[BEGIN]

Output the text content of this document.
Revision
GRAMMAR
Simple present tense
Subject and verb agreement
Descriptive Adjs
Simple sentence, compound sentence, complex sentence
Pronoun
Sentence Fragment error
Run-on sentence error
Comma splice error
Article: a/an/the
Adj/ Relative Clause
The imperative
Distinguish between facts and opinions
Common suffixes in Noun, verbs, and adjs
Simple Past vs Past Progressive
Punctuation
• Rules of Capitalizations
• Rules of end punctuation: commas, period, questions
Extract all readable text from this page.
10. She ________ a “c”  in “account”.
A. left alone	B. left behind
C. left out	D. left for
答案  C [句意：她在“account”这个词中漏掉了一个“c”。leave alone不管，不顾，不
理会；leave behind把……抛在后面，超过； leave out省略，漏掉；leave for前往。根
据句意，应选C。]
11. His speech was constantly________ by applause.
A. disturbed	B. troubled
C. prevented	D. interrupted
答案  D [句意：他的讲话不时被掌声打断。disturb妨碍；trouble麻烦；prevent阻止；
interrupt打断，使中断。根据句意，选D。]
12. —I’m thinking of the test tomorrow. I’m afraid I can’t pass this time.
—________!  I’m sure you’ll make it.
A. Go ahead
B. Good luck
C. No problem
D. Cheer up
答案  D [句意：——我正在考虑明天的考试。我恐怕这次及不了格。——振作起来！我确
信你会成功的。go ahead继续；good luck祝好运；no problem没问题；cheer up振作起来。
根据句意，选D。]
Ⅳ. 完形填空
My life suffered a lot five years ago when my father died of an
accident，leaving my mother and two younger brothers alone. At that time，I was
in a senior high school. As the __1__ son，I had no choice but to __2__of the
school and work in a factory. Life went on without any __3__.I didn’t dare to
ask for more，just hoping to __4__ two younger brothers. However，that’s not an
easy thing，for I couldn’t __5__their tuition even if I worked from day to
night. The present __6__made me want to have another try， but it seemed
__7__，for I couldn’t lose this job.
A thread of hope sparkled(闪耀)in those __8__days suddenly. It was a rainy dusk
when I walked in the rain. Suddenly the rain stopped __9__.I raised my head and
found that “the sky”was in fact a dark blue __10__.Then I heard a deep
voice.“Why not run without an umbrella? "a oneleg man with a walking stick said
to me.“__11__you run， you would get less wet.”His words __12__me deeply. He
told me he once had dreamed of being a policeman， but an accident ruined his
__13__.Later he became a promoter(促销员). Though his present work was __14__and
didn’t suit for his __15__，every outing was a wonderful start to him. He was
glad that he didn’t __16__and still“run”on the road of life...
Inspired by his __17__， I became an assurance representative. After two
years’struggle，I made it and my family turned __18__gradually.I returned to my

[END]

» **Given request**
Retype the material above, line by line, exactly.

» **Worked answer**
Output the text content of this document.
Revision
GRAMMAR
Simple present tense
Subject and verb agreement
Descriptive Adjs
Simple sentence, compound sentence, complex sentence
Pronoun
Sentence Fragment error
Run-on sentence error
Comma splice error
Article: a/an/the
Adj/ Relative Clause
The imperative
Distinguish between facts and opinions
Common suffixes in Noun, verbs, and adjs
Simple Past vs Past Progressive
Punctuation
• Rules of Capitalizations
• Rules of end punctuation: commas, period, questions
Extract all readable text from this page.
10. She ________ a “c”  in “account”.
A. left alone	B. left behind
C. left out	D. left for
答案  C [句意：她在“account”这个词中漏掉了一个“c”。leave alone不管，不顾，不
理会；leave behind把……抛在后面，超过； leave out省略，漏掉；leave for前往。根
据句意，应选C。]
11. His speech was constantly________ by applause.
A. disturbed	B. troubled
C. prevented	D. interrupted
答案  D [句意：他的讲话不时被掌声打断。disturb妨碍；trouble麻烦；prevent阻止；
interrupt打断，使中断。根据句意，选D。]
12. —I’m thinking of the test tomorrow. I’m afraid I can’t pass this time.
—________!  I’m sure you’ll make it.
A. Go ahead
B. Good luck
C. No problem
D. Cheer up
答案  D [句意：——我正在考虑明天的考试。我恐怕这次及不了格。——振作起来！我确
信你会成功的。go ahead继续；good luck祝好运；no problem没问题；cheer up振作起来。
根据句意，选D。]
Ⅳ. 完形填空
My life suffered a lot five years ago when my father died of an
accident，leaving my mother and two younger brothers alone. At that time，I was
in a senior high school. As the __1__ son，I had no choice but to __2__of the
school and work in a factory. Life went on without any __3__.I didn’t dare to
ask for more，just hoping to __4__ two younger brothers. However，that’s not an
easy thing，for I couldn’t __5__their tuition even if I worked from day to
night. The present __6__made me want to have another try， but it seemed
__7__，for I couldn’t lose this job.
A thread of hope sparkled(闪耀)in those __8__days suddenly. It was a rainy dusk
when I walked in the rain. Suddenly the rain stopped __9__.I raised my head and
found that “the sky”was in fact a dark blue __10__.Then I heard a deep
voice.“Why not run without an umbrella? "a oneleg man with a walking stick said
to me.“__11__you run， you would get less wet.”His words __12__me deeply. He
told me he once had dreamed of being a policeman， but an accident ruined his
__13__.Later he became a promoter(促销员). Though his present work was __14__and
didn’t suit for his __15__，every outing was a wonderful start to him. He was
glad that he didn’t __16__and still“run”on the road of life...
Inspired by his __17__， I became an assurance representative. After two
years’struggle，I made it and my family turned __18__gradually.I returned to my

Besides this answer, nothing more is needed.